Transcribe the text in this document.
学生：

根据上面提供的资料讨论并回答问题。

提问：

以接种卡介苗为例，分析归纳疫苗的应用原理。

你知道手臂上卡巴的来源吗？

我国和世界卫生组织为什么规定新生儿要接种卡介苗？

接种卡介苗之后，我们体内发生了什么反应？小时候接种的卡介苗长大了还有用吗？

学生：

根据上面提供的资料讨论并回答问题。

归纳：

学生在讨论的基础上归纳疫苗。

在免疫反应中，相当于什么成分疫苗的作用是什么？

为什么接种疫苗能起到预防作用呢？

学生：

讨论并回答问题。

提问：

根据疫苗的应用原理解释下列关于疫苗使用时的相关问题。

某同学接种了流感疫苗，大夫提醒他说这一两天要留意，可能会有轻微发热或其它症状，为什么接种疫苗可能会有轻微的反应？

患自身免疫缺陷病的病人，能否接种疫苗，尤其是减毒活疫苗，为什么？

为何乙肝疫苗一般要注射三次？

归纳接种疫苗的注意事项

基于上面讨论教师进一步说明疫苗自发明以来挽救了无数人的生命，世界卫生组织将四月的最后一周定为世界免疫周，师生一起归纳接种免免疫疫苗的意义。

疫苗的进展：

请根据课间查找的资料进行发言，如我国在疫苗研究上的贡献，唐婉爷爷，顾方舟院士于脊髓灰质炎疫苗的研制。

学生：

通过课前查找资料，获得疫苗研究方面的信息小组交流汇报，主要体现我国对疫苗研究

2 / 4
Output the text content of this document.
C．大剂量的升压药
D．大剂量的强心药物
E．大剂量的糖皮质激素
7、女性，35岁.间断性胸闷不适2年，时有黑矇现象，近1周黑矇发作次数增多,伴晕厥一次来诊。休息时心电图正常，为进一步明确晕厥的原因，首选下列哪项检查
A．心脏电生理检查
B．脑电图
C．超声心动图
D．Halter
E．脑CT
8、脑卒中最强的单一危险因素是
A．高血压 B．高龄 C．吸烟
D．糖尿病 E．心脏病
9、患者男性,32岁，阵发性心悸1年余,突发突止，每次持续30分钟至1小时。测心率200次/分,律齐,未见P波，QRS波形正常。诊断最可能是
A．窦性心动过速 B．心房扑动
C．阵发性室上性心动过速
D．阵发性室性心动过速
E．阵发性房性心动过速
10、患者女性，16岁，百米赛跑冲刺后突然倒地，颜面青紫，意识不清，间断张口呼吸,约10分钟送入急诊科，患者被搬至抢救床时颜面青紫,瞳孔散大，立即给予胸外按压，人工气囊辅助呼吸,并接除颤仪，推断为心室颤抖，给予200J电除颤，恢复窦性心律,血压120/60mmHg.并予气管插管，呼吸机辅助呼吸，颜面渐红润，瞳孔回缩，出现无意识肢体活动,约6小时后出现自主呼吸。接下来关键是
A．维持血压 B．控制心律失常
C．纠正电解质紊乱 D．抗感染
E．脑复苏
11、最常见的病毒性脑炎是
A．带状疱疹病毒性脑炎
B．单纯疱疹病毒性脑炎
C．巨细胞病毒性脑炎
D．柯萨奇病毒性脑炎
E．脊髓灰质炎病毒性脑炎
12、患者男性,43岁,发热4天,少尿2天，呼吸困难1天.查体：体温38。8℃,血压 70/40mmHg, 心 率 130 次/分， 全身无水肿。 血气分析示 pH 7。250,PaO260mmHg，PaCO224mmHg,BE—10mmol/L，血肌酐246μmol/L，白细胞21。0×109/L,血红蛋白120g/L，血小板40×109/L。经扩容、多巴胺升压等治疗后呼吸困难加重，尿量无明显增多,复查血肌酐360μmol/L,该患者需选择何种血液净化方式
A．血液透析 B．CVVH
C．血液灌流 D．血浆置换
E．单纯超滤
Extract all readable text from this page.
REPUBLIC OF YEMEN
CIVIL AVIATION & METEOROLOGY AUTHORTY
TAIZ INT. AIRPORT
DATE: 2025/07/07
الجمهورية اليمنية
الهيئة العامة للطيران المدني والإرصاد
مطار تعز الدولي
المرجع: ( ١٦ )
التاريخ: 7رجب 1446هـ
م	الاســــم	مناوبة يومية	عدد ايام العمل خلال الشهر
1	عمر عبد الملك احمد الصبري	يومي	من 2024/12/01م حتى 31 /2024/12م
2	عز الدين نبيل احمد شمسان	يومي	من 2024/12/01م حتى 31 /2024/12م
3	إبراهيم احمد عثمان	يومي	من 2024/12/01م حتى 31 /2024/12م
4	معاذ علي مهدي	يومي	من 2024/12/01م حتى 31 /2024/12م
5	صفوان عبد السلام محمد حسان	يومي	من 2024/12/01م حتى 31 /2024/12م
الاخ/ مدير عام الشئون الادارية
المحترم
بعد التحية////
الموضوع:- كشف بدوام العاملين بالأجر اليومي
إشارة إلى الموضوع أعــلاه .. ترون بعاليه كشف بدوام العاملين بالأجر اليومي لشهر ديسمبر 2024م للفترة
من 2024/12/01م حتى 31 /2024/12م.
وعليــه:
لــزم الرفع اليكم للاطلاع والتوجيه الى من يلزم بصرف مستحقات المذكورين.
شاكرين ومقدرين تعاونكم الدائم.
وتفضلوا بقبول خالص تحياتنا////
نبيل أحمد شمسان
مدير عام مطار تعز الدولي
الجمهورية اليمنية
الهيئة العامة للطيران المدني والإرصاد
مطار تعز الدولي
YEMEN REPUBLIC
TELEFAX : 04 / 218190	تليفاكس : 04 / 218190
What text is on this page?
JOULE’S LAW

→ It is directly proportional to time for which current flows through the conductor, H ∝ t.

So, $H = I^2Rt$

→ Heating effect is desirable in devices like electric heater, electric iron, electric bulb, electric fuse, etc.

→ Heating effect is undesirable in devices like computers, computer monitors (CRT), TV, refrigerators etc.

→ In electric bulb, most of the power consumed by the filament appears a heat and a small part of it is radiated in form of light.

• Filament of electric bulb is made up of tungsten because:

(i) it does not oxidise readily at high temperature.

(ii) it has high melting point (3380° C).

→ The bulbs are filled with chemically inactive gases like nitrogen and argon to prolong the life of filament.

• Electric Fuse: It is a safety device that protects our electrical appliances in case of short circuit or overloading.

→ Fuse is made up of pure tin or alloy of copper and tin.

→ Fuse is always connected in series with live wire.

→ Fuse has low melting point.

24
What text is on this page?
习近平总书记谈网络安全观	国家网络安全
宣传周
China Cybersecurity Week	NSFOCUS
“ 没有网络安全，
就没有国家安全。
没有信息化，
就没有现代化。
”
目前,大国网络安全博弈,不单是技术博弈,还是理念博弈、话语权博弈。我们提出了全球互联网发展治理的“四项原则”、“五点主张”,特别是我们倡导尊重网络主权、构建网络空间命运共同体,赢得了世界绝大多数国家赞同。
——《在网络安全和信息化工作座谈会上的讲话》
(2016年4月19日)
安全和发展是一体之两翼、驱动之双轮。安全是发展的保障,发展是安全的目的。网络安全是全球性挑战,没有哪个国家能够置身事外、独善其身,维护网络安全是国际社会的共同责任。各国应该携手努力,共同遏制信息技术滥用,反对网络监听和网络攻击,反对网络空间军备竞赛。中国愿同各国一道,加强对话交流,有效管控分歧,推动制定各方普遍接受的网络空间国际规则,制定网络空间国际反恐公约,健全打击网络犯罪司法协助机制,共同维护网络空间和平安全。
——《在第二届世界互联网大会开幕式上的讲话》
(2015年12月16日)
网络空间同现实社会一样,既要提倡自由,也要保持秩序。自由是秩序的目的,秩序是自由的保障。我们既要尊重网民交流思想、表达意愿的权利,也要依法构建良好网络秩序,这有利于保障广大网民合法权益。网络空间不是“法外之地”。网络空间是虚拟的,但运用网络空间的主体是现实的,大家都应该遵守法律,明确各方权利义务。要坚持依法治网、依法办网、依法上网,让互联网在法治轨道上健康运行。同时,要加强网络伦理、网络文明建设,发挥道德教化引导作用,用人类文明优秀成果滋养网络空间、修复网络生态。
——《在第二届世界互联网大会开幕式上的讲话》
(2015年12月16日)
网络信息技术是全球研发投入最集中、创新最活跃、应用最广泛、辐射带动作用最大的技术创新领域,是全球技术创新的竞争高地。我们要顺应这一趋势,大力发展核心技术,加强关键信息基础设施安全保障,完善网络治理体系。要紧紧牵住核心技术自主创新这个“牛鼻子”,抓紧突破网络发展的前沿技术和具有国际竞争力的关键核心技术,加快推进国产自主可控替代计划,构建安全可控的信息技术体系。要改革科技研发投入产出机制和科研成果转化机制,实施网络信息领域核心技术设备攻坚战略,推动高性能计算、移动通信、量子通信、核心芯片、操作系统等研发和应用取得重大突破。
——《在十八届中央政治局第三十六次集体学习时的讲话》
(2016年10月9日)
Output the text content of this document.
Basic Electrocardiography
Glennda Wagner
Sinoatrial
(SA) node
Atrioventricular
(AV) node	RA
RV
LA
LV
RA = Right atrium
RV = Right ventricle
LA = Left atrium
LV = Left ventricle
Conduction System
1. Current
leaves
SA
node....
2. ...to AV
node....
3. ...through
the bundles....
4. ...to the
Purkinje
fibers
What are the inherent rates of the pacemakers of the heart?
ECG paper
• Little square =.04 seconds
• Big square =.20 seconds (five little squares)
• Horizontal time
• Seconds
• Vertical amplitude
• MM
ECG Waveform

Work instructions
Gather and copy every line of the data in which the string "شمسان" is found.

Solved problem
2	عز الدين نبيل احمد شمسان	يومي	من 2024/12/01م حتى 31 /2024/12م
نبيل أحمد شمسان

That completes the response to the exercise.